— Begin AVAILABLE RECORDS —

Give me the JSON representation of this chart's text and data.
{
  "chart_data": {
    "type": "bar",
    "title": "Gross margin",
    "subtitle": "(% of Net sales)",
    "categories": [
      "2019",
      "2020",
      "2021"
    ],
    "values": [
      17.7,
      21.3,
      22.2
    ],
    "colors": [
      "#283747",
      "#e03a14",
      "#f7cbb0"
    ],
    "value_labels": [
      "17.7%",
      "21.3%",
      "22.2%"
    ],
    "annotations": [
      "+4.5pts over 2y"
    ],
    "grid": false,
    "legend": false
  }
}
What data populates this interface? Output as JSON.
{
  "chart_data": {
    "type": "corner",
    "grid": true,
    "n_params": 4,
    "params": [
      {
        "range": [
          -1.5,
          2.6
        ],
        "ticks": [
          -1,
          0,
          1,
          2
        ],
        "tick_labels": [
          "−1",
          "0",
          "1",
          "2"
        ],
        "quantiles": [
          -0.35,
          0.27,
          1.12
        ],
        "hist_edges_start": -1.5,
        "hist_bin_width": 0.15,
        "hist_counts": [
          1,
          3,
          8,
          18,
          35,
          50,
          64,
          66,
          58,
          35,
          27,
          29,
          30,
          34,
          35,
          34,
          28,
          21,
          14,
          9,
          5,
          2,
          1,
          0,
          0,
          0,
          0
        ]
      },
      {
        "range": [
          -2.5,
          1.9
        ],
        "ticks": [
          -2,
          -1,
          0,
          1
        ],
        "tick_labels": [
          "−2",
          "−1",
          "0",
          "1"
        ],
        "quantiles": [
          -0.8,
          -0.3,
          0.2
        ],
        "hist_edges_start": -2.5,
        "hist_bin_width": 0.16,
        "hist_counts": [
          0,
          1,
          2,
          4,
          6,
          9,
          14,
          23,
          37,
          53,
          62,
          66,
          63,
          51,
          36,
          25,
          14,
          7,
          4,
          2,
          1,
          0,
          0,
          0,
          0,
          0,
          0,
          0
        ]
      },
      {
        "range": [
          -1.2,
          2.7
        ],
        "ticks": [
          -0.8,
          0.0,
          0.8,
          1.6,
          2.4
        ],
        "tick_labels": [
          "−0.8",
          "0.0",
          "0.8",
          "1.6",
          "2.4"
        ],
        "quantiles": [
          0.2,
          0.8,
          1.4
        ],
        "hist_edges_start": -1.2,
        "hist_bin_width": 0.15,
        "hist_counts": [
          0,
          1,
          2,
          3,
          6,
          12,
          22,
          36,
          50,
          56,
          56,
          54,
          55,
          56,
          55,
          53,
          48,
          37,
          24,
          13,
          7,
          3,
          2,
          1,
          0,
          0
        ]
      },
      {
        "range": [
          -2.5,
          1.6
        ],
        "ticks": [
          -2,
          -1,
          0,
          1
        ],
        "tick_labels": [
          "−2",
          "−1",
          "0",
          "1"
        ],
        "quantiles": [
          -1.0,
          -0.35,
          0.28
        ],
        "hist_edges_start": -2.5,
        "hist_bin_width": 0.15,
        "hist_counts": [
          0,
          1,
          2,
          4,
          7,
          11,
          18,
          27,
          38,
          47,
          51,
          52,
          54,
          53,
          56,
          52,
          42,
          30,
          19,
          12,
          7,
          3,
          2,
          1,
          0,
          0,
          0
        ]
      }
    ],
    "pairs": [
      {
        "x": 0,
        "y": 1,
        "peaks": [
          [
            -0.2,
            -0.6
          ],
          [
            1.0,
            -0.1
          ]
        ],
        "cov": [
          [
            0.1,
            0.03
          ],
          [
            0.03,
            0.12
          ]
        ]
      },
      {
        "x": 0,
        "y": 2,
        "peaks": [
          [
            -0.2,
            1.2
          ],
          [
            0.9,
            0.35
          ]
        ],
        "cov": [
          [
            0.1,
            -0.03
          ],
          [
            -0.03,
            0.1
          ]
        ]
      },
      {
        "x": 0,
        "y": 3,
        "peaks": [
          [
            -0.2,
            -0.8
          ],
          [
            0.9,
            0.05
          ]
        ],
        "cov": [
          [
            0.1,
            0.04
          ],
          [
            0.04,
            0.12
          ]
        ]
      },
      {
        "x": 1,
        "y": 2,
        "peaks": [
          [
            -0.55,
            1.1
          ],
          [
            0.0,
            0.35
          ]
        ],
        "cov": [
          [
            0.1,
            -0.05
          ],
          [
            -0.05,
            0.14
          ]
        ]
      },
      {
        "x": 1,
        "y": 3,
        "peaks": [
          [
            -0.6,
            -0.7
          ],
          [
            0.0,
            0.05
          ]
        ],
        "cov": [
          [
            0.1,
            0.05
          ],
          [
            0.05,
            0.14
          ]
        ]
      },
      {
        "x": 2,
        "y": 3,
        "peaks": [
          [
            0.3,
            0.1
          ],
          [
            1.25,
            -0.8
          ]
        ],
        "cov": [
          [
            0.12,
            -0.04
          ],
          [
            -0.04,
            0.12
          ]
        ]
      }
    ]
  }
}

— End AVAILABLE RECORDS —

# REQUIREMENT
Gather every line from the listing above in which the word "JSON" appears.

# CORRECT RESPONSE
Give me the JSON representation of this chart's text and data.
What data populates this interface? Output as JSON.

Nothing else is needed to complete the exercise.